* Begin STORED RECORDS *
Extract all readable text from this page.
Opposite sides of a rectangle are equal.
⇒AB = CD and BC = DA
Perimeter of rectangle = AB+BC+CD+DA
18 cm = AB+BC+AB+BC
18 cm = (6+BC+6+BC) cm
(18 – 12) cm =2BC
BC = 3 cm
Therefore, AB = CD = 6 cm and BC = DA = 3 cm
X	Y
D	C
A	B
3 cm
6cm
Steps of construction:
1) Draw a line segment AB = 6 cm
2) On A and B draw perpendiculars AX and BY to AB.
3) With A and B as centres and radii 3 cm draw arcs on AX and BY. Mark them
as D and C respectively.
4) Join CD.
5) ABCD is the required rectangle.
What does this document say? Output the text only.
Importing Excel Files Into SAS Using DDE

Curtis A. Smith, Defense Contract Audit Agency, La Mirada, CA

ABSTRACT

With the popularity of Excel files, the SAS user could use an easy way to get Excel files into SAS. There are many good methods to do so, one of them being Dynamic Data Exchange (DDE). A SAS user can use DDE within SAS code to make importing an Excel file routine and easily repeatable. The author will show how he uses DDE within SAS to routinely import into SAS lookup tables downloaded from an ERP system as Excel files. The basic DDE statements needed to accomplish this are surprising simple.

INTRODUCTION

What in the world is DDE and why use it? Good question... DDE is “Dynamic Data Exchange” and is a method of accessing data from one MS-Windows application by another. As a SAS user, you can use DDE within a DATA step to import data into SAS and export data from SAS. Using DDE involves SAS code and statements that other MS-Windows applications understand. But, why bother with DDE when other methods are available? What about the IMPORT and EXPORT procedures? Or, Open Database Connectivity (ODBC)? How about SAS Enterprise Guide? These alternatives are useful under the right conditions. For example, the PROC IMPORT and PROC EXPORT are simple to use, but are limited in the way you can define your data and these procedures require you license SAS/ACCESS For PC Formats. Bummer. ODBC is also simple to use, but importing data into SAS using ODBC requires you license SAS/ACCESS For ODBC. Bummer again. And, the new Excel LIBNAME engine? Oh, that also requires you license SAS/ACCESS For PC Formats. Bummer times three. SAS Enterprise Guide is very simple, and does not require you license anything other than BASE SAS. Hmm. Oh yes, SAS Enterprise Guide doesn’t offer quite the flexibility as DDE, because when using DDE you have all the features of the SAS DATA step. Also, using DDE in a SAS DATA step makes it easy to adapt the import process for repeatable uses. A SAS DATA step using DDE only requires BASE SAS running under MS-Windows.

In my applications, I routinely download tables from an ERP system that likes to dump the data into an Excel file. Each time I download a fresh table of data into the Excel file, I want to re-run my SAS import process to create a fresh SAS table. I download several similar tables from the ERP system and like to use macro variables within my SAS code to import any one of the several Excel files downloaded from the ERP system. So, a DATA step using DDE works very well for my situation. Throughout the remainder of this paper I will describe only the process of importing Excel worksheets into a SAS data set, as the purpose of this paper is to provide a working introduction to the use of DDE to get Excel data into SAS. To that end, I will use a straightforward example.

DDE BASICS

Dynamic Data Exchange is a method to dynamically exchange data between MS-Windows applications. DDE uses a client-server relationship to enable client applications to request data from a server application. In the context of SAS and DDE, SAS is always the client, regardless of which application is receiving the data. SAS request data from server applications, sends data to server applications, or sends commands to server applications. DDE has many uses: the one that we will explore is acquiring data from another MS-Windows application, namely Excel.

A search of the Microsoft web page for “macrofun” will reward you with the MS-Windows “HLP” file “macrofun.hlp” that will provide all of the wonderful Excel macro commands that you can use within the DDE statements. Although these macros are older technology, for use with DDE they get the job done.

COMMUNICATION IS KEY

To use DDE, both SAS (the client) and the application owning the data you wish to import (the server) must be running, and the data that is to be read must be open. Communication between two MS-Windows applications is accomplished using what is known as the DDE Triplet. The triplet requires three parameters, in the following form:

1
* End STORED RECORDS *
* Begin STORED RECORDS *
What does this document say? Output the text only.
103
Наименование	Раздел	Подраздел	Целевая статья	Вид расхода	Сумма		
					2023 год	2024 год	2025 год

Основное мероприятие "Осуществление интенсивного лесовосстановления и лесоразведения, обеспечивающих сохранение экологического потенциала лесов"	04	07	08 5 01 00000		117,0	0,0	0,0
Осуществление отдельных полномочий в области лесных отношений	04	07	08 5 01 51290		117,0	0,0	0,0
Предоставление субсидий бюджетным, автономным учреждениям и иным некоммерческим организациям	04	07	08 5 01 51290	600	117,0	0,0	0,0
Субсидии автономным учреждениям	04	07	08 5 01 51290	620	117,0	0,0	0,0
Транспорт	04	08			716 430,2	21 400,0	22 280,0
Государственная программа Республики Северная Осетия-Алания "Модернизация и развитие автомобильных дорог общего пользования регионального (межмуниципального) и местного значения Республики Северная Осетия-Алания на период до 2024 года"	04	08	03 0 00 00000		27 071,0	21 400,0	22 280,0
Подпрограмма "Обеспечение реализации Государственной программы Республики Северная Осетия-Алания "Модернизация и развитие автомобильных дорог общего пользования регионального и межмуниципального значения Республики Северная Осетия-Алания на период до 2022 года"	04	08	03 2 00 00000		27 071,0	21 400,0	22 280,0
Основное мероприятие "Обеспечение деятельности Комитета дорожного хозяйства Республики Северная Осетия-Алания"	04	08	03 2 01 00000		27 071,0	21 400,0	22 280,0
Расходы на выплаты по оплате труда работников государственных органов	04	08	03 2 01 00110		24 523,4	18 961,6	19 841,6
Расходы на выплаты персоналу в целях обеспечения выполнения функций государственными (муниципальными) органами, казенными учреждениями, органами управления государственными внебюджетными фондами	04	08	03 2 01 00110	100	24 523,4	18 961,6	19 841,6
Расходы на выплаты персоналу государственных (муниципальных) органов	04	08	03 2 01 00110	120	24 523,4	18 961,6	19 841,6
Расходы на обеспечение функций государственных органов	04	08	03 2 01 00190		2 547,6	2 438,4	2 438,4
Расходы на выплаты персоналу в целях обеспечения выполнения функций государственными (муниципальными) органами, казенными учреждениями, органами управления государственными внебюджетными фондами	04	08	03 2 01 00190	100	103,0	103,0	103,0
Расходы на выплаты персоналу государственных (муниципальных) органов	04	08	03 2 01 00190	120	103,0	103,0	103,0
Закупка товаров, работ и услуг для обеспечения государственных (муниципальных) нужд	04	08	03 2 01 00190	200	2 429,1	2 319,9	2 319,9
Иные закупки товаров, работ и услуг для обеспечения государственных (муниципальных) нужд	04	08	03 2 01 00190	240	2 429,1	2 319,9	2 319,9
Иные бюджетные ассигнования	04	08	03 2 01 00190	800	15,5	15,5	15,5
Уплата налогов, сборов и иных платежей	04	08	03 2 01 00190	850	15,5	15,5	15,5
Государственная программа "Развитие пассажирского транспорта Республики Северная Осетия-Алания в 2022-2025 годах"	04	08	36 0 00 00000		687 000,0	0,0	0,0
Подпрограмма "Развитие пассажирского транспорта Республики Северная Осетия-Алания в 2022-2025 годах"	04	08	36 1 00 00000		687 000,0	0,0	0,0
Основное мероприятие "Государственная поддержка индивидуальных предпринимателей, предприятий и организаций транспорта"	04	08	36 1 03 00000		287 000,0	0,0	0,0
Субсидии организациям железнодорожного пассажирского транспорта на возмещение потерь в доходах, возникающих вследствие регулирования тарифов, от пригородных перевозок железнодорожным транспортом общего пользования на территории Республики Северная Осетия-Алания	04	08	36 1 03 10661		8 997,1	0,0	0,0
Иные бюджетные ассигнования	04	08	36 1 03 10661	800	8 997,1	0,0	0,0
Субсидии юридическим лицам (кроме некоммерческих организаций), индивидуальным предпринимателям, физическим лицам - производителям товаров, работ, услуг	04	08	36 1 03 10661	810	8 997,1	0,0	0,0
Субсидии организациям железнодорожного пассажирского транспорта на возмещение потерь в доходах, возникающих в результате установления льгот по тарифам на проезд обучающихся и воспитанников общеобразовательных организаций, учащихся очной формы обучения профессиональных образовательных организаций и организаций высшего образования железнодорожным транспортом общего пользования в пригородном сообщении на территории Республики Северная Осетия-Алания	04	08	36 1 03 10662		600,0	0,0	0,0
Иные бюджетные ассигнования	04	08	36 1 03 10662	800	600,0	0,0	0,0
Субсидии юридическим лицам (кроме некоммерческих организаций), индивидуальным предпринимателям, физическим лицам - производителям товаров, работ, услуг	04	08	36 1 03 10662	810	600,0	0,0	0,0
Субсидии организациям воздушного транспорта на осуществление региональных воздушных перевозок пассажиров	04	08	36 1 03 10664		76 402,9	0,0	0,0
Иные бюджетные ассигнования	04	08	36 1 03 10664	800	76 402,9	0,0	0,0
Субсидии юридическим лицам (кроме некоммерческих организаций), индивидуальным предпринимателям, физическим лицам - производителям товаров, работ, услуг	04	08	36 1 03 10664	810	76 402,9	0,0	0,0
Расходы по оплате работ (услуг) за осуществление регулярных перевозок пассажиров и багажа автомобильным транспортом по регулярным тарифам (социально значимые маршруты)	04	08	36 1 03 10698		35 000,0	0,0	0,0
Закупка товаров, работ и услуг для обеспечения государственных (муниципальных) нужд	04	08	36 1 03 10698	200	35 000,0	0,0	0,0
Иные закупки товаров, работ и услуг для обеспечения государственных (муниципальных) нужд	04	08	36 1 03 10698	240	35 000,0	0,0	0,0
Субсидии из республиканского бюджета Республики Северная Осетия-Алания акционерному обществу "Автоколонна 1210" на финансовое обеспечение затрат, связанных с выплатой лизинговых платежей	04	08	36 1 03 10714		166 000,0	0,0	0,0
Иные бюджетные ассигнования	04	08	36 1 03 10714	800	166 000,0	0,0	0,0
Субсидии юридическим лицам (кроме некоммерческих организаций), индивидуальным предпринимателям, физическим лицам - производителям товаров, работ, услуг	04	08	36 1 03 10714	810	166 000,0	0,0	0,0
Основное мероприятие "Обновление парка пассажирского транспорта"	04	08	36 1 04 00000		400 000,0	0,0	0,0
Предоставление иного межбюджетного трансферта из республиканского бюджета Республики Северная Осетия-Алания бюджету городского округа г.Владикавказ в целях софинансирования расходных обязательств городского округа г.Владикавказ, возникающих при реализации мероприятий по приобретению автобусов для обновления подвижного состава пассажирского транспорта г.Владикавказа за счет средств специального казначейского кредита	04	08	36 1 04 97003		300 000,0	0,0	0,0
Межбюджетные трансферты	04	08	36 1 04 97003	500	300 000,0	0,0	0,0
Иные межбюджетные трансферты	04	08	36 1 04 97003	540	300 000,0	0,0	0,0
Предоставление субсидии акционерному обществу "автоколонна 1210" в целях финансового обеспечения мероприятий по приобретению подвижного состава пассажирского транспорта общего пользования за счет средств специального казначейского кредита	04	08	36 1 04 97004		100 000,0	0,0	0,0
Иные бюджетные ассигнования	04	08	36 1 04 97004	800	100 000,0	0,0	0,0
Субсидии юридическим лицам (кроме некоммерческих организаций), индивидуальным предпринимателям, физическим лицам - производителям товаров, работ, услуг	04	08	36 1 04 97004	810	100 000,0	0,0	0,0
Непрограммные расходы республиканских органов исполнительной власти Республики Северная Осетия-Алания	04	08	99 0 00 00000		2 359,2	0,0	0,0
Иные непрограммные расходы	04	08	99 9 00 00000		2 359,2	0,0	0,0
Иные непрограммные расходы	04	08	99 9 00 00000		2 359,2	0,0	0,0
* End STORED RECORDS *
* Begin STORED RECORDS *
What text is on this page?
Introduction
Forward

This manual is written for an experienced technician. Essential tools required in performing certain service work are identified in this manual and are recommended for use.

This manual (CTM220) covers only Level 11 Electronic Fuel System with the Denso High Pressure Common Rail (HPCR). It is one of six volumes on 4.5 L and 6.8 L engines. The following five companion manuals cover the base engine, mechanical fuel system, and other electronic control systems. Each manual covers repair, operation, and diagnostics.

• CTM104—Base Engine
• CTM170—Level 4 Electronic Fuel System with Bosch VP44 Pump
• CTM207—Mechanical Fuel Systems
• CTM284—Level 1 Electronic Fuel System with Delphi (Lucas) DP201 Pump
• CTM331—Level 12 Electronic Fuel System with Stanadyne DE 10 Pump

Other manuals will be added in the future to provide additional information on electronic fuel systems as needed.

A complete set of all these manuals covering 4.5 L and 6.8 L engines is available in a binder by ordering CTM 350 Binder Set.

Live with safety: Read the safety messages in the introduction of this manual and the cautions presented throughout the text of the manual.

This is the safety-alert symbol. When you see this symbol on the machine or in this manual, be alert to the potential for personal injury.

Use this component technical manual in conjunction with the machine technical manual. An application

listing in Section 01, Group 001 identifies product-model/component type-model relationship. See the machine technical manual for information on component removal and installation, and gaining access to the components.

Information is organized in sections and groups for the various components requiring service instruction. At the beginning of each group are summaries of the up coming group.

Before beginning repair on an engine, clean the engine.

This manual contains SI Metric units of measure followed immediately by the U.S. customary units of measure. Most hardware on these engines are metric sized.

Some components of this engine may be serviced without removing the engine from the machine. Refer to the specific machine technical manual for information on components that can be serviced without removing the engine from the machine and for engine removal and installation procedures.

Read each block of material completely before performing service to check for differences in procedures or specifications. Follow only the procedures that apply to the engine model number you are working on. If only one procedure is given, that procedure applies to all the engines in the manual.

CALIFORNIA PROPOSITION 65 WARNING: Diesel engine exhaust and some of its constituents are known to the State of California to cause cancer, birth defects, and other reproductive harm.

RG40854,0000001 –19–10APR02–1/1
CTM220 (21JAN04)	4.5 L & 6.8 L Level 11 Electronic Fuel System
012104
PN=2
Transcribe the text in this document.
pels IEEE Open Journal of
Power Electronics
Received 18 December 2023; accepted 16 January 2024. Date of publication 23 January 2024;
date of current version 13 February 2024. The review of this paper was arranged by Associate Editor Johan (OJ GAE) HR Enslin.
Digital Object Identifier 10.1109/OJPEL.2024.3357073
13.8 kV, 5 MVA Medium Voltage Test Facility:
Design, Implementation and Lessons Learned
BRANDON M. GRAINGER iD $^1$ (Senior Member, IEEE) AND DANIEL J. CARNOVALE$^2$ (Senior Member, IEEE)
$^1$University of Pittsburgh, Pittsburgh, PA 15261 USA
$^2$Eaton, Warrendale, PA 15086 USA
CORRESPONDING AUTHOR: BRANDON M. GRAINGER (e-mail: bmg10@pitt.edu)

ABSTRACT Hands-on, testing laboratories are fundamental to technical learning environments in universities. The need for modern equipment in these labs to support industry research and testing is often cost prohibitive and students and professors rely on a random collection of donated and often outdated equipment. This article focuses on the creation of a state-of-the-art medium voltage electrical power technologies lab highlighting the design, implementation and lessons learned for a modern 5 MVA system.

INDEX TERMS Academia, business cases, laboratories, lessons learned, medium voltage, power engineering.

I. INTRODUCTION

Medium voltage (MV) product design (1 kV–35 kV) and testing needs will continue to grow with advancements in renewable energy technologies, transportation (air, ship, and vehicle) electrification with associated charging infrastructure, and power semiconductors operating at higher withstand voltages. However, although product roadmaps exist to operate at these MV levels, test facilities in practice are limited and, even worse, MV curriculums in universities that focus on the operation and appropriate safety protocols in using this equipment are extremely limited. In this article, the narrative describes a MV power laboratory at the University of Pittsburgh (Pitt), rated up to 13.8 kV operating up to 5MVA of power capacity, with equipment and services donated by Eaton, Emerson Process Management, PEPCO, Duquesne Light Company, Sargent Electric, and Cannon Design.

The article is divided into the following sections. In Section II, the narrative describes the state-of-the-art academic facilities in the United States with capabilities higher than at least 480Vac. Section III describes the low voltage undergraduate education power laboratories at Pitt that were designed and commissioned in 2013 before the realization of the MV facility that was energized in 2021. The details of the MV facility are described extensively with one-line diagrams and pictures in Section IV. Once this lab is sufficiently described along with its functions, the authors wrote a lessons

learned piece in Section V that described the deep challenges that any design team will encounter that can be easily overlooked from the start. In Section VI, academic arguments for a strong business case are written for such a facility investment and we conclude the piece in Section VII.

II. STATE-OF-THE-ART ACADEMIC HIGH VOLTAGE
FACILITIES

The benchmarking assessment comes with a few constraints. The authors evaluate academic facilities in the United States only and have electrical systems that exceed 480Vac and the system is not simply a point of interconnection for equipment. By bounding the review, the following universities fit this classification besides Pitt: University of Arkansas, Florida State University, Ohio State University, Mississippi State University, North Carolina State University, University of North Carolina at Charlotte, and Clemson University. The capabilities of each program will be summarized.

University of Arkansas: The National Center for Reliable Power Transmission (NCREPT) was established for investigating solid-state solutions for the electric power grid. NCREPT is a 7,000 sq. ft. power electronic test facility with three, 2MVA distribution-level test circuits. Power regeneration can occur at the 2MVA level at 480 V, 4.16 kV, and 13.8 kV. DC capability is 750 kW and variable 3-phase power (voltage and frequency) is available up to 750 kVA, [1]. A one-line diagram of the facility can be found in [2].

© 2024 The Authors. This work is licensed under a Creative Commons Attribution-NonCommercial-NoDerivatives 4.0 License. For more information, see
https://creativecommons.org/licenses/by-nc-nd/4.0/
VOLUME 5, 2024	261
* End STORED RECORDS *
GIVEN EXERCISE:
Where a line above includes "Pittsburgh", copy that line.

TASK ANSWER:
$^1$University of Pittsburgh, Pittsburgh, PA 15261 USA
Medium voltage (MV) product design (1 kV–35 kV) and testing needs will continue to grow with advancements in renewable energy technologies, transportation (air, ship, and vehicle) electrification with associated charging infrastructure, and power semiconductors operating at higher withstand voltages. However, although product roadmaps exist to operate at these MV levels, test facilities in practice are limited and, even worse, MV curriculums in universities that focus on the operation and appropriate safety protocols in using this equipment are extremely limited. In this article, the narrative describes a MV power laboratory at the University of Pittsburgh (Pitt), rated up to 13.8 kV operating up to 5MVA of power capacity, with equipment and services donated by Eaton, Emerson Process Management, PEPCO, Duquesne Light Company, Sargent Electric, and Cannon Design.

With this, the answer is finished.